▶ [TASK BRIEF] Where the data below has the string "marker", return the whole line.

(Extracts from a graphics dataset)
— Begin —

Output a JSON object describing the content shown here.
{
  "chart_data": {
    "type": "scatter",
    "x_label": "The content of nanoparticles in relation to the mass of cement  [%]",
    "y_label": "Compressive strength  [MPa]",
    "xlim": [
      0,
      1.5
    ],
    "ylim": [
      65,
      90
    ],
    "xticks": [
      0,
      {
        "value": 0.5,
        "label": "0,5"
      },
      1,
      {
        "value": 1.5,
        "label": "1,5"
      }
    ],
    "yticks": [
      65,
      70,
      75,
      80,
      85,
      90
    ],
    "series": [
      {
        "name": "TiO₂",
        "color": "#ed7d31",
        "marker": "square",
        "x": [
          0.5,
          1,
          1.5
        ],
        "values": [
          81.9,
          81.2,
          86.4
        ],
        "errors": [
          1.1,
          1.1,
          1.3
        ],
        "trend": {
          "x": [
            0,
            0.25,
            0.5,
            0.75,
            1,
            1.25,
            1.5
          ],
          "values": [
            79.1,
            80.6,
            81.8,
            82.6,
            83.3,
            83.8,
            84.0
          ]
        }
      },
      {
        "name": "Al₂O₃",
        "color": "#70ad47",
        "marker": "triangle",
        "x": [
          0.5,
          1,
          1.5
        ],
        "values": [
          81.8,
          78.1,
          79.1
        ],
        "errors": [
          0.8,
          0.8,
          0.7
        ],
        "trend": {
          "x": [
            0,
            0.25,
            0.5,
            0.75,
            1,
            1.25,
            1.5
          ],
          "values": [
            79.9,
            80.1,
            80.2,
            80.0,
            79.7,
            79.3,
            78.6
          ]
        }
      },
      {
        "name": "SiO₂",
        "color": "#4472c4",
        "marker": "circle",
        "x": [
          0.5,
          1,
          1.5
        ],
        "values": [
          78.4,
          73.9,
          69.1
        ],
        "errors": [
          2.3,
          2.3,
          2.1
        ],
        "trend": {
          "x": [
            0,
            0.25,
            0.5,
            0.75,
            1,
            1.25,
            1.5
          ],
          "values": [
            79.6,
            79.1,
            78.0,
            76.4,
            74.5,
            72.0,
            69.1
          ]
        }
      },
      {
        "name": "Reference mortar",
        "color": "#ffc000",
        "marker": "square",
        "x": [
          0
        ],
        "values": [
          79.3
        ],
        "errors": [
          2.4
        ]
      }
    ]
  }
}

— End —

▶ [REPLY]
        "marker": "square",
        "marker": "triangle",
        "marker": "circle",
        "marker": "square",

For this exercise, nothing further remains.